Work required
Determine how many lines hold "LinearRegression" and give only that number.

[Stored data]
>> START

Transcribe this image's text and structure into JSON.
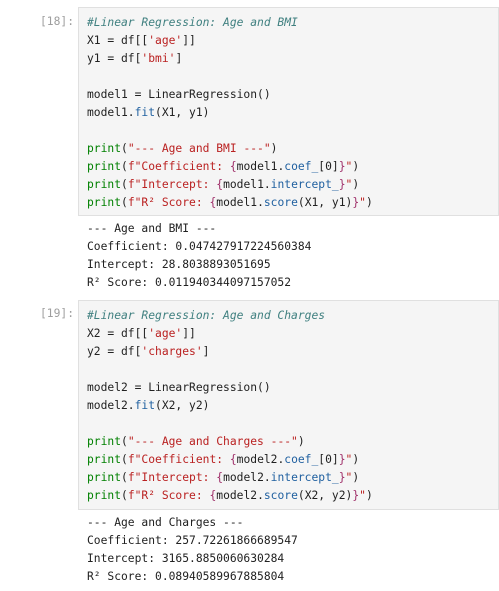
{
  "cells": [
    {
      "prompt": "[18]:",
      "code": [
        [
          {
            "t": "#Linear Regression: Age and BMI",
            "c": "cm"
          }
        ],
        [
          {
            "t": "X1 = df[[",
            "c": "plain"
          },
          {
            "t": "'age'",
            "c": "str"
          },
          {
            "t": "]]",
            "c": "plain"
          }
        ],
        [
          {
            "t": "y1 = df[",
            "c": "plain"
          },
          {
            "t": "'bmi'",
            "c": "str"
          },
          {
            "t": "]",
            "c": "plain"
          }
        ],
        [],
        [
          {
            "t": "model1 = LinearRegression()",
            "c": "plain"
          }
        ],
        [
          {
            "t": "model1.",
            "c": "plain"
          },
          {
            "t": "fit",
            "c": "attr"
          },
          {
            "t": "(X1, y1)",
            "c": "plain"
          }
        ],
        [],
        [
          {
            "t": "print",
            "c": "kw"
          },
          {
            "t": "(",
            "c": "plain"
          },
          {
            "t": "\"--- Age and BMI ---\"",
            "c": "str"
          },
          {
            "t": ")",
            "c": "plain"
          }
        ],
        [
          {
            "t": "print",
            "c": "kw"
          },
          {
            "t": "(",
            "c": "plain"
          },
          {
            "t": "f\"Coefficient: ",
            "c": "str"
          },
          {
            "t": "{",
            "c": "brace"
          },
          {
            "t": "model1.",
            "c": "plain"
          },
          {
            "t": "coef_",
            "c": "attr"
          },
          {
            "t": "[0]",
            "c": "plain"
          },
          {
            "t": "}",
            "c": "brace"
          },
          {
            "t": "\"",
            "c": "str"
          },
          {
            "t": ")",
            "c": "plain"
          }
        ],
        [
          {
            "t": "print",
            "c": "kw"
          },
          {
            "t": "(",
            "c": "plain"
          },
          {
            "t": "f\"Intercept: ",
            "c": "str"
          },
          {
            "t": "{",
            "c": "brace"
          },
          {
            "t": "model1.",
            "c": "plain"
          },
          {
            "t": "intercept_",
            "c": "attr"
          },
          {
            "t": "}",
            "c": "brace"
          },
          {
            "t": "\"",
            "c": "str"
          },
          {
            "t": ")",
            "c": "plain"
          }
        ],
        [
          {
            "t": "print",
            "c": "kw"
          },
          {
            "t": "(",
            "c": "plain"
          },
          {
            "t": "f\"R² Score: ",
            "c": "str"
          },
          {
            "t": "{",
            "c": "brace"
          },
          {
            "t": "model1.",
            "c": "plain"
          },
          {
            "t": "score",
            "c": "attr"
          },
          {
            "t": "(X1, y1)",
            "c": "plain"
          },
          {
            "t": "}",
            "c": "brace"
          },
          {
            "t": "\"",
            "c": "str"
          },
          {
            "t": ")",
            "c": "plain"
          }
        ]
      ],
      "output": [
        "--- Age and BMI ---",
        "Coefficient: 0.047427917224560384",
        "Intercept: 28.8038893051695",
        "R² Score: 0.011940344097157052"
      ]
    },
    {
      "prompt": "[19]:",
      "code": [
        [
          {
            "t": "#Linear Regression: Age and Charges",
            "c": "cm"
          }
        ],
        [
          {
            "t": "X2 = df[[",
            "c": "plain"
          },
          {
            "t": "'age'",
            "c": "str"
          },
          {
            "t": "]]",
            "c": "plain"
          }
        ],
        [
          {
            "t": "y2 = df[",
            "c": "plain"
          },
          {
            "t": "'charges'",
            "c": "str"
          },
          {
            "t": "]",
            "c": "plain"
          }
        ],
        [],
        [
          {
            "t": "model2 = LinearRegression()",
            "c": "plain"
          }
        ],
        [
          {
            "t": "model2.",
            "c": "plain"
          },
          {
            "t": "fit",
            "c": "attr"
          },
          {
            "t": "(X2, y2)",
            "c": "plain"
          }
        ],
        [],
        [
          {
            "t": "print",
            "c": "kw"
          },
          {
            "t": "(",
            "c": "plain"
          },
          {
            "t": "\"--- Age and Charges ---\"",
            "c": "str"
          },
          {
            "t": ")",
            "c": "plain"
          }
        ],
        [
          {
            "t": "print",
            "c": "kw"
          },
          {
            "t": "(",
            "c": "plain"
          },
          {
            "t": "f\"Coefficient: ",
            "c": "str"
          },
          {
            "t": "{",
            "c": "brace"
          },
          {
            "t": "model2.",
            "c": "plain"
          },
          {
            "t": "coef_",
            "c": "attr"
          },
          {
            "t": "[0]",
            "c": "plain"
          },
          {
            "t": "}",
            "c": "brace"
          },
          {
            "t": "\"",
            "c": "str"
          },
          {
            "t": ")",
            "c": "plain"
          }
        ],
        [
          {
            "t": "print",
            "c": "kw"
          },
          {
            "t": "(",
            "c": "plain"
          },
          {
            "t": "f\"Intercept: ",
            "c": "str"
          },
          {
            "t": "{",
            "c": "brace"
          },
          {
            "t": "model2.",
            "c": "plain"
          },
          {
            "t": "intercept_",
            "c": "attr"
          },
          {
            "t": "}",
            "c": "brace"
          },
          {
            "t": "\"",
            "c": "str"
          },
          {
            "t": ")",
            "c": "plain"
          }
        ],
        [
          {
            "t": "print",
            "c": "kw"
          },
          {
            "t": "(",
            "c": "plain"
          },
          {
            "t": "f\"R² Score: ",
            "c": "str"
          },
          {
            "t": "{",
            "c": "brace"
          },
          {
            "t": "model2.",
            "c": "plain"
          },
          {
            "t": "score",
            "c": "attr"
          },
          {
            "t": "(X2, y2)",
            "c": "plain"
          },
          {
            "t": "}",
            "c": "brace"
          },
          {
            "t": "\"",
            "c": "str"
          },
          {
            "t": ")",
            "c": "plain"
          }
        ]
      ],
      "output": [
        "--- Age and Charges ---",
        "Coefficient: 257.72261866689547",
        "Intercept: 3165.8850060630284",
        "R² Score: 0.08940589967885804"
      ]
    }
  ]
}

>> END

The completed task
2